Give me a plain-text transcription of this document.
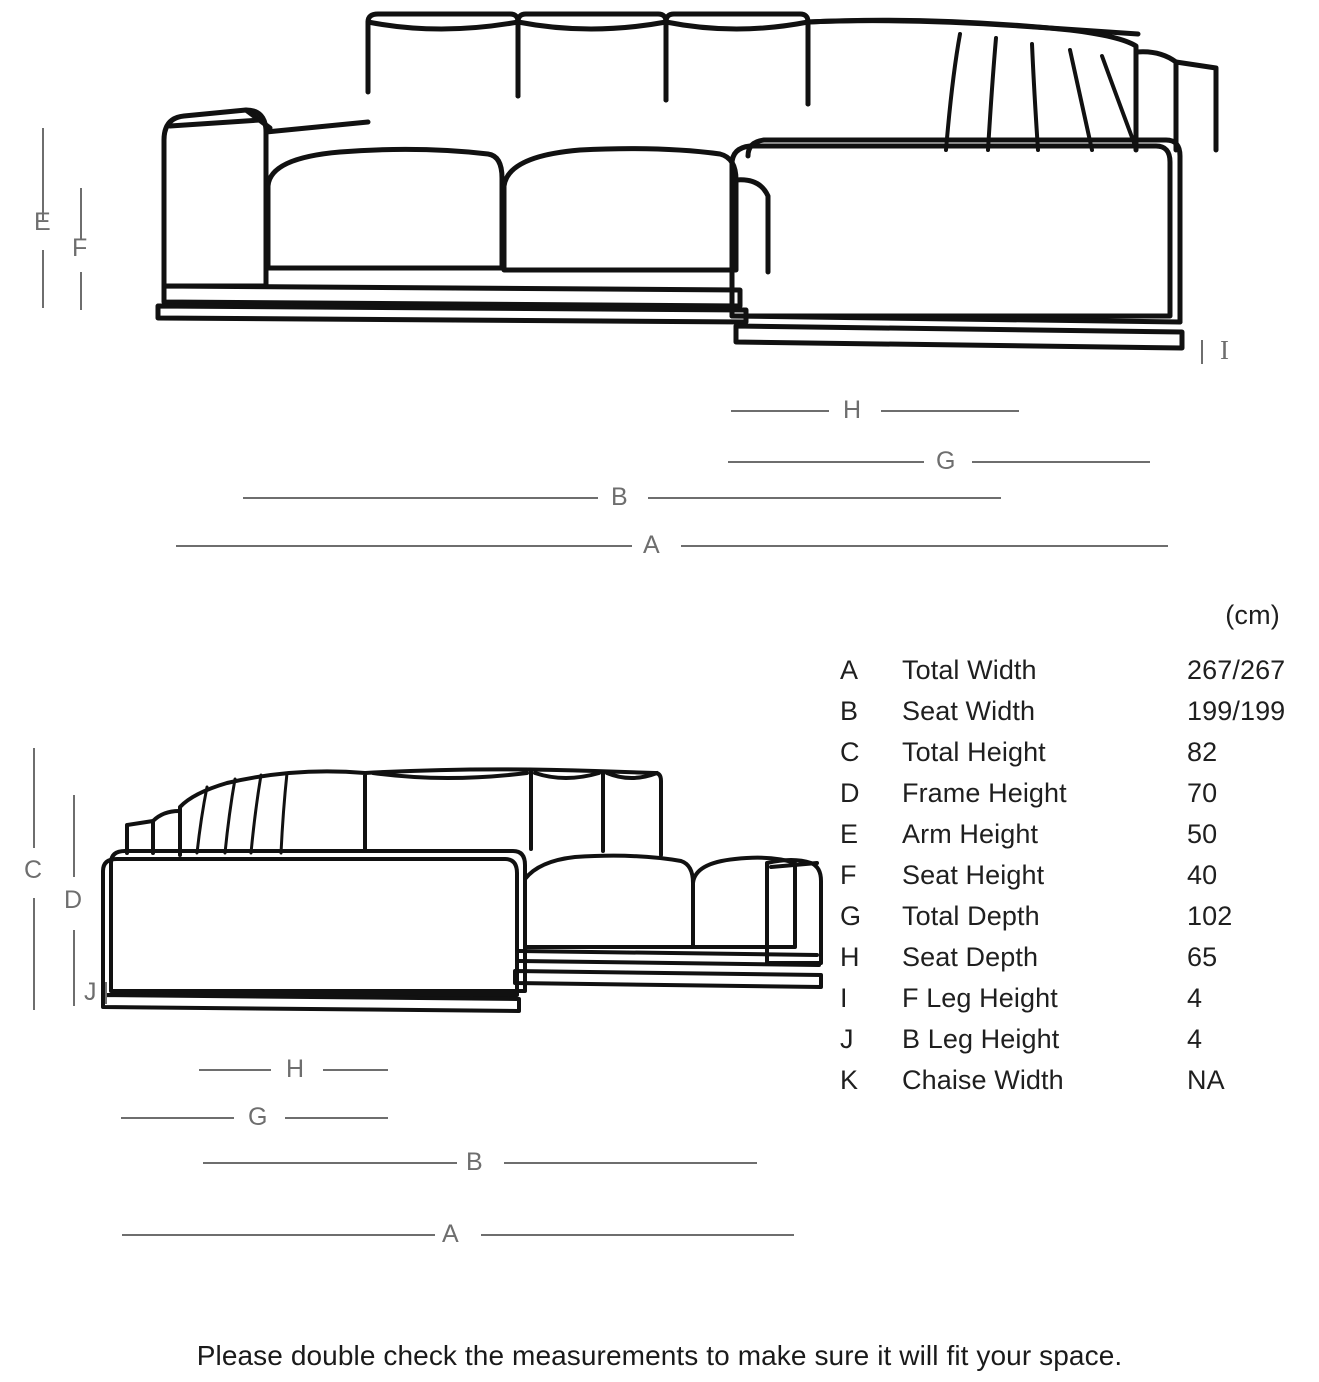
E
F
I
H
G
B
A
(cm)
A	Total Width	267/267
B	Seat Width	199/199
C	Total Height	82
D	Frame Height	70
E	Arm Height	50
F	Seat Height	40
G	Total Depth	102
H	Seat Depth	65
I	F Leg Height	4
J	B Leg Height	4
K	Chaise Width	NA
C
D
J
H
G
B
A
Please double check the measurements to make sure it will fit your space.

EXERCISE INSTRUCTIONS - Look above for every line with the word "Seat" and copy it.

RESPONSE TO THIS EXERCISE -
B	Seat Width	199/199
F	Seat Height	40
H	Seat Depth	65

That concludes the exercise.